▸ Set problem: Pull out every line in the items below that contains the word "elements", and copy each one in full.

Element box records
◇ ◇ ◇ ◇
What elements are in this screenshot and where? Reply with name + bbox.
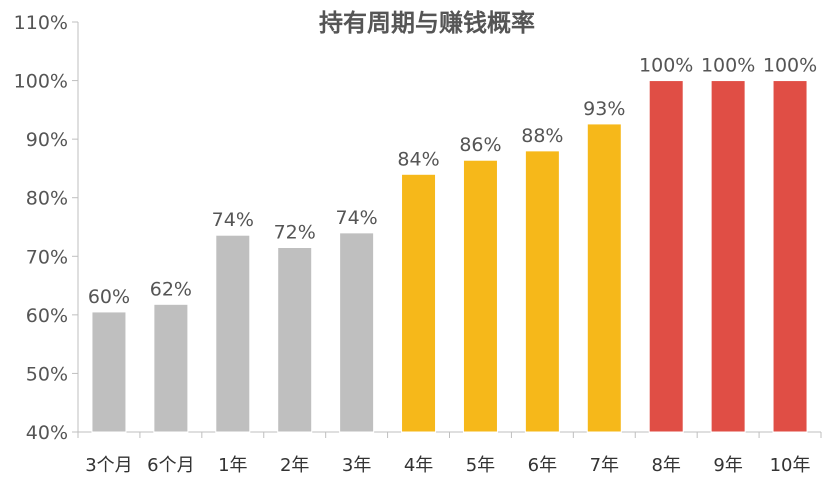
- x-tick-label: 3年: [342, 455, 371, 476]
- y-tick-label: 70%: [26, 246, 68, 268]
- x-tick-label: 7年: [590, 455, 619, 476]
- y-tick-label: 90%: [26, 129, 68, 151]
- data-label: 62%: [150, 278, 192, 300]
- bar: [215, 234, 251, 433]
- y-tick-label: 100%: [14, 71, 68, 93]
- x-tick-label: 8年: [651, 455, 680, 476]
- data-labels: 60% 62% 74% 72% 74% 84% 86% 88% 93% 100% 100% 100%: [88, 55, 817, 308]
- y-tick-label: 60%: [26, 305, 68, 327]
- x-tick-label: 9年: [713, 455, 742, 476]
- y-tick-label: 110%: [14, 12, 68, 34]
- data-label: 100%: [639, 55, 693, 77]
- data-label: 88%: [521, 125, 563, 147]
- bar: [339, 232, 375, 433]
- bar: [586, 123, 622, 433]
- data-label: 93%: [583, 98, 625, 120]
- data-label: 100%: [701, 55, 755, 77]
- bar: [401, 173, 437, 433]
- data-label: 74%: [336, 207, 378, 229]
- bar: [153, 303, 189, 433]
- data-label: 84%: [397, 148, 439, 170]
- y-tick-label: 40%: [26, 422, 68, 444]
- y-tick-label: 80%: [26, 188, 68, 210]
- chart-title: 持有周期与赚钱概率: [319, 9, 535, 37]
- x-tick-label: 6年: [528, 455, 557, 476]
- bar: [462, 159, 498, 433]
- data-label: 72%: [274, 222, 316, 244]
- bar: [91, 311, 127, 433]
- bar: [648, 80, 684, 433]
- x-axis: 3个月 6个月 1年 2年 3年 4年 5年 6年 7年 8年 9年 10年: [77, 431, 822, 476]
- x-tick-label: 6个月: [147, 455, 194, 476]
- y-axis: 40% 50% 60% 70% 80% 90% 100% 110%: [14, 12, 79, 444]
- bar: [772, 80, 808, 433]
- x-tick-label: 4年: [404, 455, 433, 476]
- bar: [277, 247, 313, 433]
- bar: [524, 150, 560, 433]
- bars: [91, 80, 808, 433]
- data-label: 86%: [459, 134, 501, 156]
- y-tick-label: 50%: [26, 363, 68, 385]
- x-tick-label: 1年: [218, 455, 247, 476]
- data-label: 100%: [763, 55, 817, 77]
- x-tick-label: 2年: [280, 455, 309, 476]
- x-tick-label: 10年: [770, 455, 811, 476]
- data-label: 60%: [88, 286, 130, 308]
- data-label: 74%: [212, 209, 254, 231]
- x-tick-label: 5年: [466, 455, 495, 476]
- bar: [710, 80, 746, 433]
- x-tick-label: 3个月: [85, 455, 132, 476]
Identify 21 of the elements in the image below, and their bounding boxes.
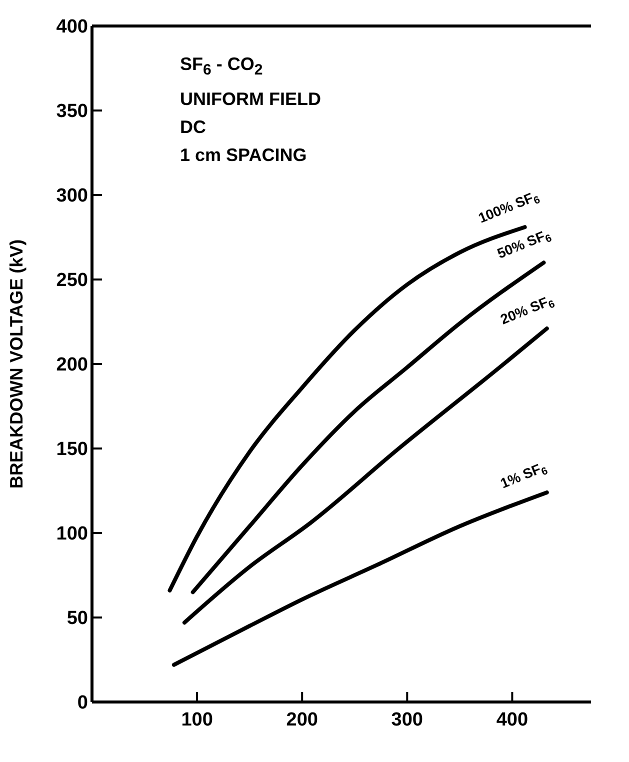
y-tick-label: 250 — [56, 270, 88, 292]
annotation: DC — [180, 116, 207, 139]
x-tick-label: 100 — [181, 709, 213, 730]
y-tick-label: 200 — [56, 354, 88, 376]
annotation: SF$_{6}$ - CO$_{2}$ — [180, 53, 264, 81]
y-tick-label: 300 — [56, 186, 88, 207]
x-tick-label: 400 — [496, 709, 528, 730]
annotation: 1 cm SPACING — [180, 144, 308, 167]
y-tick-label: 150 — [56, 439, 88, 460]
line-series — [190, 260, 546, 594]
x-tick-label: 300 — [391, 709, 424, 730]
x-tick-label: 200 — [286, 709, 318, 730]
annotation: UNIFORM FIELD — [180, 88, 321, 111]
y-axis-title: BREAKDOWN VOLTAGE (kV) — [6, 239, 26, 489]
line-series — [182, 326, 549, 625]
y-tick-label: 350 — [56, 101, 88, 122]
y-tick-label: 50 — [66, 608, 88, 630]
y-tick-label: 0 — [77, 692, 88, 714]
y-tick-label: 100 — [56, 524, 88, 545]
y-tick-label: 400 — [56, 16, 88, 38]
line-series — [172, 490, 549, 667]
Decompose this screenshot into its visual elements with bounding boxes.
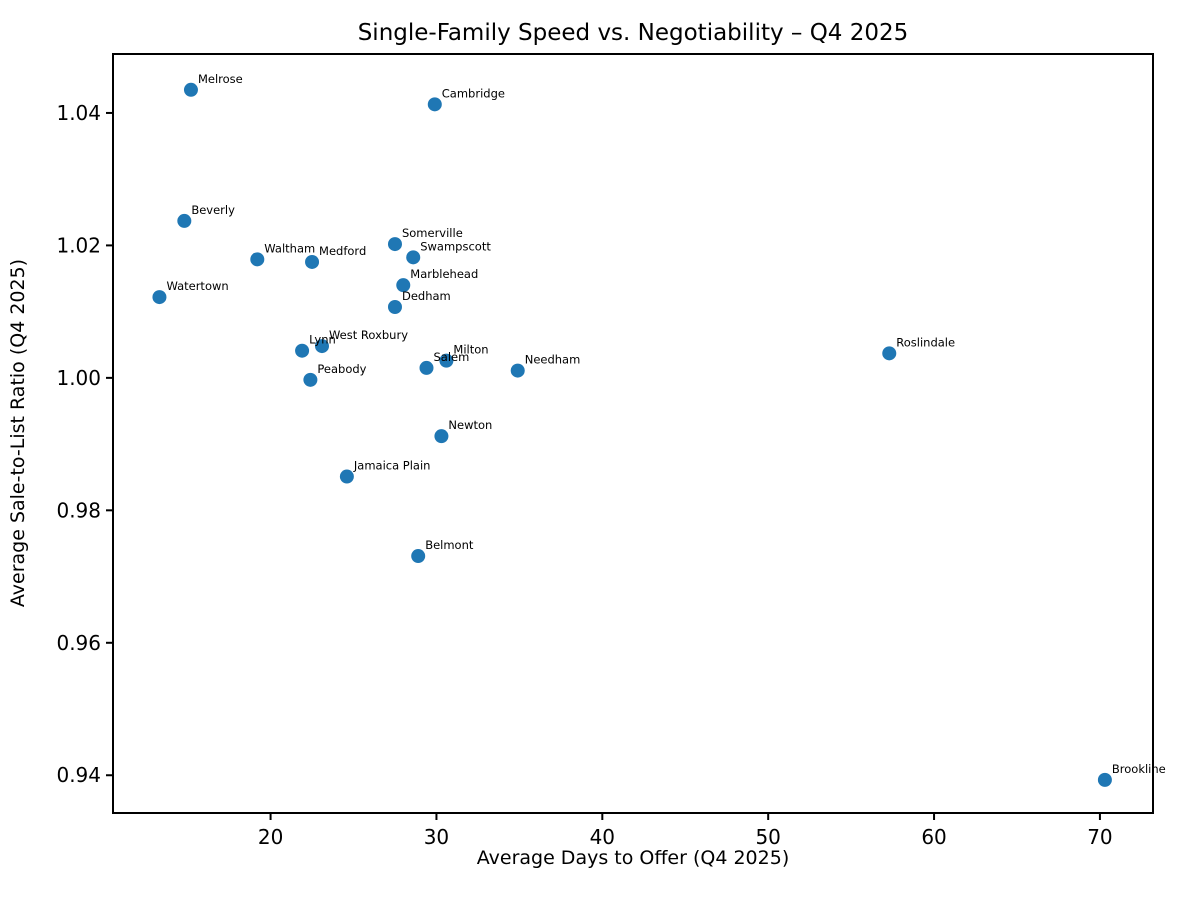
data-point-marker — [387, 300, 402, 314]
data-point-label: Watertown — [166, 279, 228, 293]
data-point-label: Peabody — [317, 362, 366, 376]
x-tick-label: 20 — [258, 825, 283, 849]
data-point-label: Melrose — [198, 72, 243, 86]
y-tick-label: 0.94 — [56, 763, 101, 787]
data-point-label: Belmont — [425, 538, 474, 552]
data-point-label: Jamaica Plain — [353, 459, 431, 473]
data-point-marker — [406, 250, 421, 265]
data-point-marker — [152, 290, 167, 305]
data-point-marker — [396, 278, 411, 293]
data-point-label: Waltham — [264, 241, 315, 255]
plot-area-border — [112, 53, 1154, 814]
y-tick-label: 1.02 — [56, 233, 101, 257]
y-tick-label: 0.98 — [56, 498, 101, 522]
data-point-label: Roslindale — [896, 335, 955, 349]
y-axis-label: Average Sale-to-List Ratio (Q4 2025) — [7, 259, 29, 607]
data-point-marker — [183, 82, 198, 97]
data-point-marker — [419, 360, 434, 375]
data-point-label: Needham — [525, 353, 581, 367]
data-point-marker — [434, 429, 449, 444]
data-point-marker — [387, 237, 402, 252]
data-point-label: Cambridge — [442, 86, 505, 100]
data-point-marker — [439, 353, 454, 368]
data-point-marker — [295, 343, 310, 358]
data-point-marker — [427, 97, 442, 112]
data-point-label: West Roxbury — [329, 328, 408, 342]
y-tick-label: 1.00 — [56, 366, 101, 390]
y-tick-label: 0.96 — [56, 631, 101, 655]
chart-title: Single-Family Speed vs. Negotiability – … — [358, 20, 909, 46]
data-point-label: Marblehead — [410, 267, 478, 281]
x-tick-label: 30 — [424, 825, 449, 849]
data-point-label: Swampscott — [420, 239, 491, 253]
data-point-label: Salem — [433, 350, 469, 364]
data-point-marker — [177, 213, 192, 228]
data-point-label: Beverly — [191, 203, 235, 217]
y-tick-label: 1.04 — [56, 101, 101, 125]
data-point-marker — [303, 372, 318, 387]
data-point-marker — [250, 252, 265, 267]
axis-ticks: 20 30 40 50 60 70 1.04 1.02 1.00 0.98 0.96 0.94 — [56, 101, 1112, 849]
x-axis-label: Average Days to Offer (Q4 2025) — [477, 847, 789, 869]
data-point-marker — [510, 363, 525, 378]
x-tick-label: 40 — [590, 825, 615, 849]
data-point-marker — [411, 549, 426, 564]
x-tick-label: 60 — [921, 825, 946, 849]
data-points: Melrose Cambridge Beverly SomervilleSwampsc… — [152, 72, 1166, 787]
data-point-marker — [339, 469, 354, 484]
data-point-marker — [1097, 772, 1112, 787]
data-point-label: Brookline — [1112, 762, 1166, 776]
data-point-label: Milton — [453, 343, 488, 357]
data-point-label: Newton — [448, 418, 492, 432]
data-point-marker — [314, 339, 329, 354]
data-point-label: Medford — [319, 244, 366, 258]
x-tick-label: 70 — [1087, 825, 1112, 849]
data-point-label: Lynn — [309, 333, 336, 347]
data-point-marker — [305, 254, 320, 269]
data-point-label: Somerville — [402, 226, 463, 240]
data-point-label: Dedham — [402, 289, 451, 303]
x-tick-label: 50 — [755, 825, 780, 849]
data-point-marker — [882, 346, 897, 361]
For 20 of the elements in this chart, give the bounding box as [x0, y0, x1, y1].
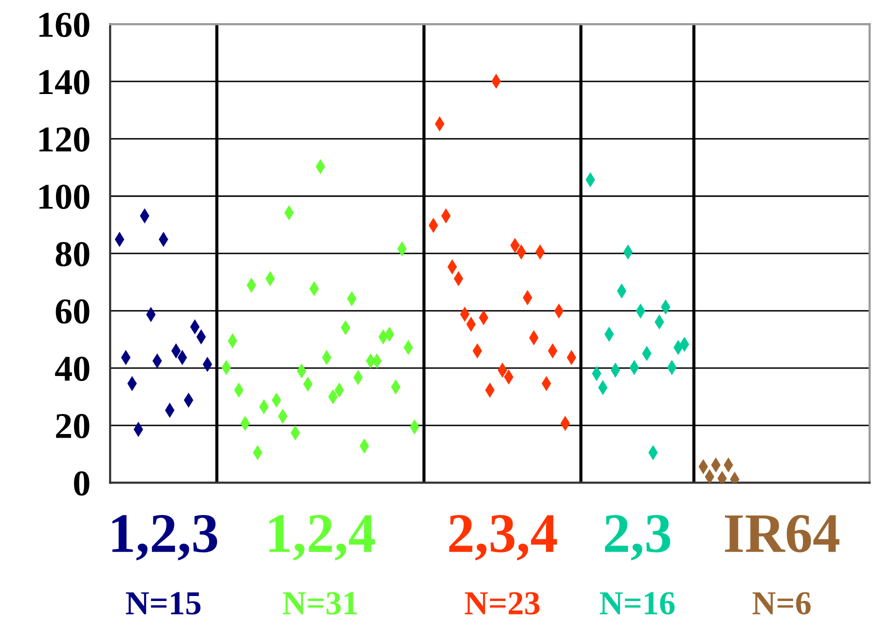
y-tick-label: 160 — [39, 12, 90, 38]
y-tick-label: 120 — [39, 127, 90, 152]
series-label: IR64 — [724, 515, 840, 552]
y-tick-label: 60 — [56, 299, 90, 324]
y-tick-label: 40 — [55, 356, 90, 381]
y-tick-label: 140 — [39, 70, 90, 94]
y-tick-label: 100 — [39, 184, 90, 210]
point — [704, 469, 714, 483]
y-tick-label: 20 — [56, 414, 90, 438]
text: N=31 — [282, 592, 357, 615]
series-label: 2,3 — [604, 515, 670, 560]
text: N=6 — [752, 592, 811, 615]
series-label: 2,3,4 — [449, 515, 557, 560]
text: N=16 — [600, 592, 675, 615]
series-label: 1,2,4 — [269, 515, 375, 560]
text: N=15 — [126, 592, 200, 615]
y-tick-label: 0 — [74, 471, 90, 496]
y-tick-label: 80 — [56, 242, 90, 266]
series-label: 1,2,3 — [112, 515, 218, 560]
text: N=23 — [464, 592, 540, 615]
◇ ◇ ◇ ◇
▸ Task output:
What elements are in this screenshot and where? Reply with name + bbox.
Identify 21 of the elements in the image below, and their bounding boxes.
Decompose this screenshot into its visual elements with bounding boxes.
For 20 of the elements in this chart, give the bounding box as [x0, y0, x1, y1].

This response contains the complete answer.